__SELECTED EXTRACT__

2000 P T D 3278

[237 I T R 814]

[Bombay high Court (India)]

Before Dr. B. P. Saraf and Dr. Mrs. Pratibha Upasani, JJ

COMMISSIONER OF INCOME-TAX

Versus

SHAH CONSTRUCTION CO. LTD.

Income-tax Reference No. 82 of 1988, decided on 25/11/1998.

(a) Income-tax---

----Income---Addition to income--Assessee taking up contract works abroad- Assessee receiving advances to be adjusted against running bills of assessee- Assessee converting into Indian Rupees foreign currency lying in reserve for account purposes at end of year at prevailing exchange rate---Till amount lying in reserve was adjusted against future bills it did not belong to assessee---Such amount not income liable to tax.

The assessee had taken up some contract works in the Middle East countries. Against such contracts, advances were received by the assessee which had to be adjusted against the running bills submitted by the assessee from time to time. At the end of the accounting year relevant to the assessment year 1979-80, certain foreign currency had remained in reserve and for account purposes, the assessee converted them into Indian rupees at the prevailing exchange rate. The Income-tax Officer brought such amount to tax in the hands of the assessee. On appeal, the Appellate Assistant Commissioner deleted the addition on the ground that the credit balance in the foreign exchange reserve account did not represent any profit or gain under the Income Tax Act, 1961. The Tribunal affirmed the order of the Appellate Assistant. Commissioner. On a reference:

Held, affirming the decision of the Tribunal, that the amount lying in the foreign exchange reserve account did not belong to the assessee. It was part of the amount received by the assessee from the parties in the Middle East by way of advance to be adjusted against the running bills, Till the amount was adjusted against the running bills, it did not belong to the assessee. The conversion into Indian rupees at the end of the year was only for account purposes. The amount could not be regarded as income of the assessee till it was adjusted against the future bills. Therefore, the Tribunal was justified in deleting the addition of Rs.4,59,098 from the income of the assessee.

(b) Income-tax---

----Investment allowance---New industrial undertaking---Business of construction---Not an industrial undertaking entitled to .investment allowance---Indian Income Tax Act, 1961, S. 32-A(2)(b)(iii).

__PROBLEM SET__
(1) In the income-tax ruling above, condense the paragraph that begins "The assessee had taken up some contract works" into a short list of its key facts.
(2) Resume the income-tax ruling above from the point where it stops, carrying on from the heading on investment allowance.

__AVAILABLE DATA__
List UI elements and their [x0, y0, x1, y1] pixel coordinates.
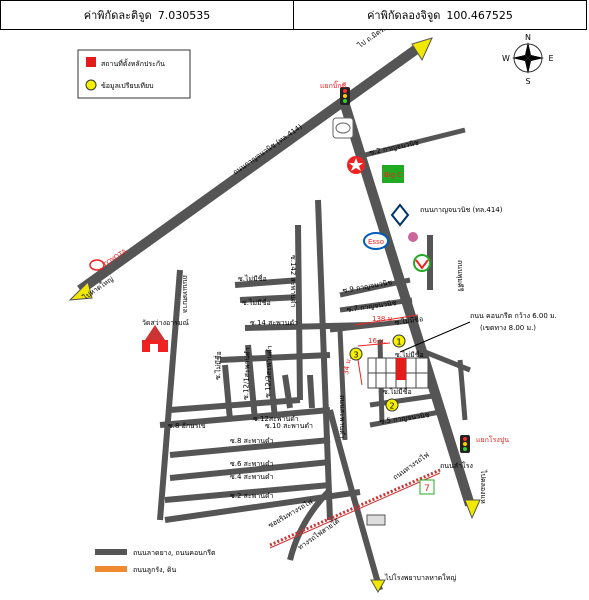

__THE RESULTS__
(1)
- The assessee took on contract works in Middle East countries and received advances to be adjusted against its running bills.
- At the end of the accounting year relevant to assessment year 1979-80, some foreign currency remained in reserve. For account purposes, the assessee converted it into Indian rupees at the prevailing exchange rate.
- The Income-tax Officer taxed that amount as the assessee's income.
- The Appellate Assistant Commissioner deleted the addition, holding that the credit balance in the foreign exchange reserve account was not profit or gain under the Income Tax Act, 1961.
- The Tribunal upheld that order, and the matter then went on reference.

(2)
Tribunal was not right in holding that the business of construction carried on by the assessee was an industrial undertaking eligible for investment allowance under section 32-A(2)(b)(iii) of the Income Tax Act, 1961.

CIT v. N. C. Budharaja & Co. (1993) 204 ITR 412 (SC) fol.

(c) Income-tax---

----Investment allowance---Dumpers used in execution of civil engineering contract work---Are "road transport vehicles"---Not entitled to investment allowance---Indian Income Tax Act, 1961, S. 32-A(1), proviso (b).

Dumpers used by the assessee in the execution of civil engineering contract work were "road transport vehicles" and were not entitled to investment allowance under section 32-A(1), proviso (b) of the Act.

CIT v. N.C. Budharaja & Co. (1993) 204 ITR 412 (SC) fol.

R.V. Desai with B.M. Chatterjee for the Commissioner.

S.J. Mehta with I.M. Munim for the Assessee.

JUDGMENT

DR. B.P. SARAF, J.---By this reference under section 256(1) of the Income Tax Act, 1961, the Income-tax Appellate Tribunal has referred the following questions of law to this Court for opinion at the instance of the Revenue:

"(1) Whether, on the facts and in the circumstances of the case, and in law, the Tribunal was right in holding that the business. of construction carried on by the assesssee is an 'industrial undertaking'?

(2) Whether, on the facts and in the circumstances of the case, the business of construction (of this industrial undertaking) is by itself not eligible to investment allowance under section 32-A(2)(b)(iii)?

(3) Whether, on the facts and in the circumstances of the case and in law, the assessee's business activity is also business of construction of thing to be entitled to investment allowance under section 32-A(2)(b)(iii)?

(4) Whether, on the facts and in the circumstances of the case and in law, the Tribunal was right in holding that the dumpers used by the assessee in the execution of civil engineering contract work were not 'road transport vehicles' so as to fall within the proviso (b) to section 32-A(1), and granting investment allowance of Rs.1,19,930 thereon?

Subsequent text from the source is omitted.